- Aim of the exercise -
Reproduce every entry that follows word for word, but omit the images.
◇ ◇ ◇ ◇
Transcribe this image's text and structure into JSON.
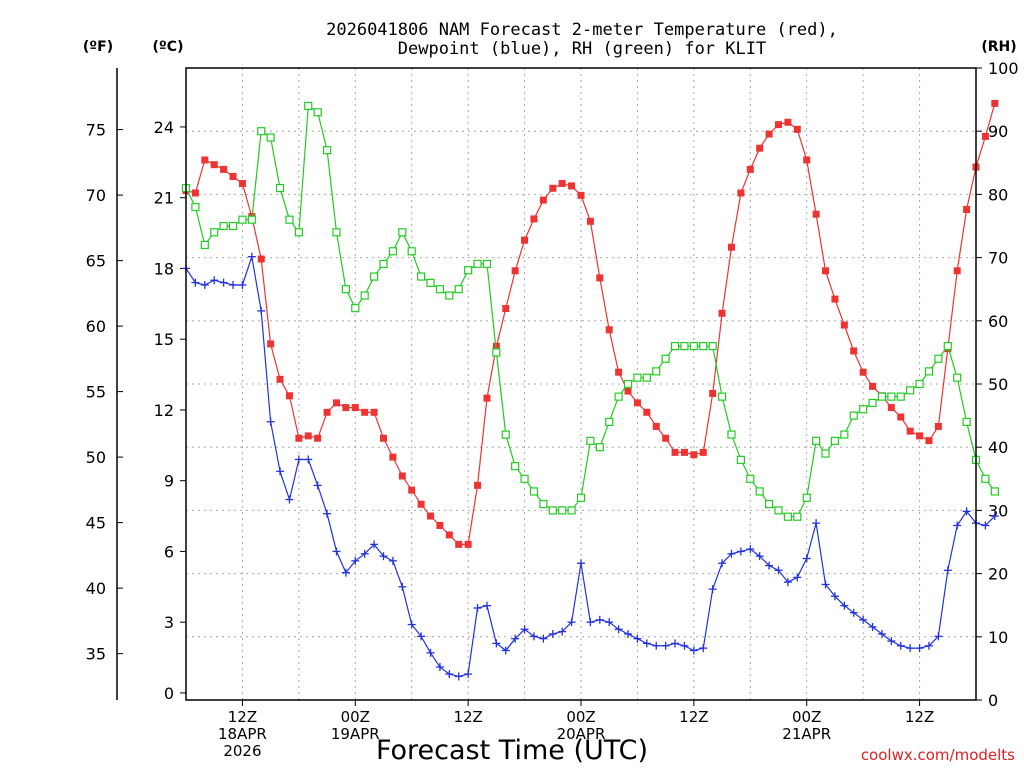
{
  "chart_data": {
    "type": "line",
    "title_line1": "2026041806 NAM Forecast 2-meter Temperature (red),",
    "title_line2": "Dewpoint (blue), RH (green) for KLIT",
    "xlabel": "Forecast Time (UTC)",
    "watermark": "coolwx.com/modelts",
    "unit_f": "(ºF)",
    "unit_c": "(ºC)",
    "unit_rh": "(RH)",
    "x_start_hour": 0,
    "x_end_hour": 84,
    "c_range": [
      -0.3,
      26.5
    ],
    "rh_range": [
      0,
      100
    ],
    "c_ticks": [
      "0",
      "3",
      "6",
      "9",
      "12",
      "15",
      "18",
      "21",
      "24"
    ],
    "f_ticks": [
      "35",
      "40",
      "45",
      "50",
      "55",
      "60",
      "65",
      "70",
      "75"
    ],
    "rh_ticks": [
      "0",
      "10",
      "20",
      "30",
      "40",
      "50",
      "60",
      "70",
      "80",
      "90",
      "100"
    ],
    "x_ticks": [
      {
        "hour": 6,
        "lines": [
          "12Z",
          "18APR",
          "2026"
        ]
      },
      {
        "hour": 18,
        "lines": [
          "00Z",
          "19APR"
        ]
      },
      {
        "hour": 30,
        "lines": [
          "12Z"
        ]
      },
      {
        "hour": 42,
        "lines": [
          "00Z",
          "20APR"
        ]
      },
      {
        "hour": 54,
        "lines": [
          "12Z"
        ]
      },
      {
        "hour": 66,
        "lines": [
          "00Z",
          "21APR"
        ]
      },
      {
        "hour": 78,
        "lines": [
          "12Z"
        ]
      }
    ],
    "colors": {
      "temperature": "#ee3333",
      "dewpoint": "#2233dd",
      "rh": "#22cc22"
    },
    "series": [
      {
        "key": "temperature",
        "axis": "c",
        "values": [
          21.3,
          21.2,
          22.6,
          22.4,
          22.2,
          21.9,
          21.6,
          20.2,
          18.4,
          14.8,
          13.3,
          12.6,
          10.8,
          10.9,
          10.8,
          11.9,
          12.3,
          12.1,
          12.1,
          11.9,
          11.9,
          10.8,
          10.0,
          9.2,
          8.6,
          8.0,
          7.5,
          7.1,
          6.7,
          6.3,
          6.3,
          8.8,
          12.5,
          14.7,
          16.3,
          17.9,
          19.2,
          20.1,
          20.9,
          21.4,
          21.6,
          21.5,
          21.1,
          20.0,
          17.6,
          15.4,
          13.6,
          12.8,
          12.3,
          11.9,
          11.3,
          10.8,
          10.2,
          10.2,
          10.1,
          10.2,
          12.7,
          16.1,
          18.9,
          21.2,
          22.2,
          23.1,
          23.7,
          24.1,
          24.2,
          23.9,
          22.6,
          20.3,
          17.9,
          16.7,
          15.6,
          14.5,
          13.6,
          13.0,
          12.6,
          12.1,
          11.7,
          11.1,
          10.9,
          10.7,
          11.3,
          14.6,
          17.9,
          20.5,
          22.3,
          23.6,
          25.0
        ]
      },
      {
        "key": "dewpoint",
        "axis": "c",
        "values": [
          18.0,
          17.4,
          17.3,
          17.5,
          17.4,
          17.3,
          17.3,
          18.5,
          16.2,
          11.5,
          9.4,
          8.2,
          9.9,
          9.9,
          8.8,
          7.6,
          6.0,
          5.1,
          5.6,
          5.9,
          6.3,
          5.8,
          5.6,
          4.5,
          2.9,
          2.4,
          1.7,
          1.1,
          0.8,
          0.7,
          0.8,
          3.6,
          3.7,
          2.1,
          1.8,
          2.3,
          2.7,
          2.4,
          2.3,
          2.5,
          2.6,
          3.0,
          5.5,
          3.0,
          3.1,
          3.0,
          2.7,
          2.5,
          2.3,
          2.1,
          2.0,
          2.0,
          2.1,
          2.0,
          1.8,
          1.9,
          4.4,
          5.5,
          5.9,
          6.0,
          6.1,
          5.8,
          5.4,
          5.2,
          4.7,
          4.9,
          5.7,
          7.2,
          4.6,
          4.1,
          3.7,
          3.4,
          3.1,
          2.8,
          2.5,
          2.2,
          2.0,
          1.9,
          1.9,
          2.0,
          2.4,
          5.2,
          7.1,
          7.7,
          7.2,
          7.1,
          7.5
        ]
      },
      {
        "key": "rh",
        "axis": "rh",
        "values": [
          81,
          78,
          72,
          74,
          75,
          75,
          76,
          76,
          90,
          89,
          81,
          76,
          74,
          94,
          93,
          87,
          74,
          65,
          62,
          64,
          67,
          69,
          71,
          74,
          71,
          67,
          66,
          65,
          64,
          65,
          68,
          69,
          69,
          55,
          42,
          37,
          35,
          33,
          31,
          30,
          30,
          30,
          32,
          41,
          40,
          44,
          48,
          50,
          51,
          51,
          52,
          54,
          56,
          56,
          56,
          56,
          56,
          48,
          42,
          38,
          35,
          33,
          31,
          30,
          29,
          29,
          32,
          41,
          39,
          41,
          42,
          45,
          46,
          47,
          48,
          48,
          48,
          49,
          50,
          52,
          54,
          56,
          51,
          44,
          38,
          35,
          33
        ]
      }
    ]
  }
}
◇ ◇ ◇ ◇
- Solution for this problem -
Transcribe this image's text and structure into JSON.
{
  "chart_data": {
    "type": "line",
    "title_line1": "2026041806 NAM Forecast 2-meter Temperature (red),",
    "title_line2": "Dewpoint (blue), RH (green) for KLIT",
    "xlabel": "Forecast Time (UTC)",
    "watermark": "coolwx.com/modelts",
    "unit_f": "(ºF)",
    "unit_c": "(ºC)",
    "unit_rh": "(RH)",
    "x_start_hour": 0,
    "x_end_hour": 84,
    "c_range": [
      -0.3,
      26.5
    ],
    "rh_range": [
      0,
      100
    ],
    "c_ticks": [
      "0",
      "3",
      "6",
      "9",
      "12",
      "15",
      "18",
      "21",
      "24"
    ],
    "f_ticks": [
      "35",
      "40",
      "45",
      "50",
      "55",
      "60",
      "65",
      "70",
      "75"
    ],
    "rh_ticks": [
      "0",
      "10",
      "20",
      "30",
      "40",
      "50",
      "60",
      "70",
      "80",
      "90",
      "100"
    ],
    "x_ticks": [
      {
        "hour": 6,
        "lines": [
          "12Z",
          "18APR",
          "2026"
        ]
      },
      {
        "hour": 18,
        "lines": [
          "00Z",
          "19APR"
        ]
      },
      {
        "hour": 30,
        "lines": [
          "12Z"
        ]
      },
      {
        "hour": 42,
        "lines": [
          "00Z",
          "20APR"
        ]
      },
      {
        "hour": 54,
        "lines": [
          "12Z"
        ]
      },
      {
        "hour": 66,
        "lines": [
          "00Z",
          "21APR"
        ]
      },
      {
        "hour": 78,
        "lines": [
          "12Z"
        ]
      }
    ],
    "colors": {
      "temperature": "#ee3333",
      "dewpoint": "#2233dd",
      "rh": "#22cc22"
    },
    "series": [
      {
        "key": "temperature",
        "axis": "c",
        "values": [
          21.3,
          21.2,
          22.6,
          22.4,
          22.2,
          21.9,
          21.6,
          20.2,
          18.4,
          14.8,
          13.3,
          12.6,
          10.8,
          10.9,
          10.8,
          11.9,
          12.3,
          12.1,
          12.1,
          11.9,
          11.9,
          10.8,
          10.0,
          9.2,
          8.6,
          8.0,
          7.5,
          7.1,
          6.7,
          6.3,
          6.3,
          8.8,
          12.5,
          14.7,
          16.3,
          17.9,
          19.2,
          20.1,
          20.9,
          21.4,
          21.6,
          21.5,
          21.1,
          20.0,
          17.6,
          15.4,
          13.6,
          12.8,
          12.3,
          11.9,
          11.3,
          10.8,
          10.2,
          10.2,
          10.1,
          10.2,
          12.7,
          16.1,
          18.9,
          21.2,
          22.2,
          23.1,
          23.7,
          24.1,
          24.2,
          23.9,
          22.6,
          20.3,
          17.9,
          16.7,
          15.6,
          14.5,
          13.6,
          13.0,
          12.6,
          12.1,
          11.7,
          11.1,
          10.9,
          10.7,
          11.3,
          14.6,
          17.9,
          20.5,
          22.3,
          23.6,
          25.0
        ]
      },
      {
        "key": "dewpoint",
        "axis": "c",
        "values": [
          18.0,
          17.4,
          17.3,
          17.5,
          17.4,
          17.3,
          17.3,
          18.5,
          16.2,
          11.5,
          9.4,
          8.2,
          9.9,
          9.9,
          8.8,
          7.6,
          6.0,
          5.1,
          5.6,
          5.9,
          6.3,
          5.8,
          5.6,
          4.5,
          2.9,
          2.4,
          1.7,
          1.1,
          0.8,
          0.7,
          0.8,
          3.6,
          3.7,
          2.1,
          1.8,
          2.3,
          2.7,
          2.4,
          2.3,
          2.5,
          2.6,
          3.0,
          5.5,
          3.0,
          3.1,
          3.0,
          2.7,
          2.5,
          2.3,
          2.1,
          2.0,
          2.0,
          2.1,
          2.0,
          1.8,
          1.9,
          4.4,
          5.5,
          5.9,
          6.0,
          6.1,
          5.8,
          5.4,
          5.2,
          4.7,
          4.9,
          5.7,
          7.2,
          4.6,
          4.1,
          3.7,
          3.4,
          3.1,
          2.8,
          2.5,
          2.2,
          2.0,
          1.9,
          1.9,
          2.0,
          2.4,
          5.2,
          7.1,
          7.7,
          7.2,
          7.1,
          7.5
        ]
      },
      {
        "key": "rh",
        "axis": "rh",
        "values": [
          81,
          78,
          72,
          74,
          75,
          75,
          76,
          76,
          90,
          89,
          81,
          76,
          74,
          94,
          93,
          87,
          74,
          65,
          62,
          64,
          67,
          69,
          71,
          74,
          71,
          67,
          66,
          65,
          64,
          65,
          68,
          69,
          69,
          55,
          42,
          37,
          35,
          33,
          31,
          30,
          30,
          30,
          32,
          41,
          40,
          44,
          48,
          50,
          51,
          51,
          52,
          54,
          56,
          56,
          56,
          56,
          56,
          48,
          42,
          38,
          35,
          33,
          31,
          30,
          29,
          29,
          32,
          41,
          39,
          41,
          42,
          45,
          46,
          47,
          48,
          48,
          48,
          49,
          50,
          52,
          54,
          56,
          51,
          44,
          38,
          35,
          33
        ]
      }
    ]
  }
}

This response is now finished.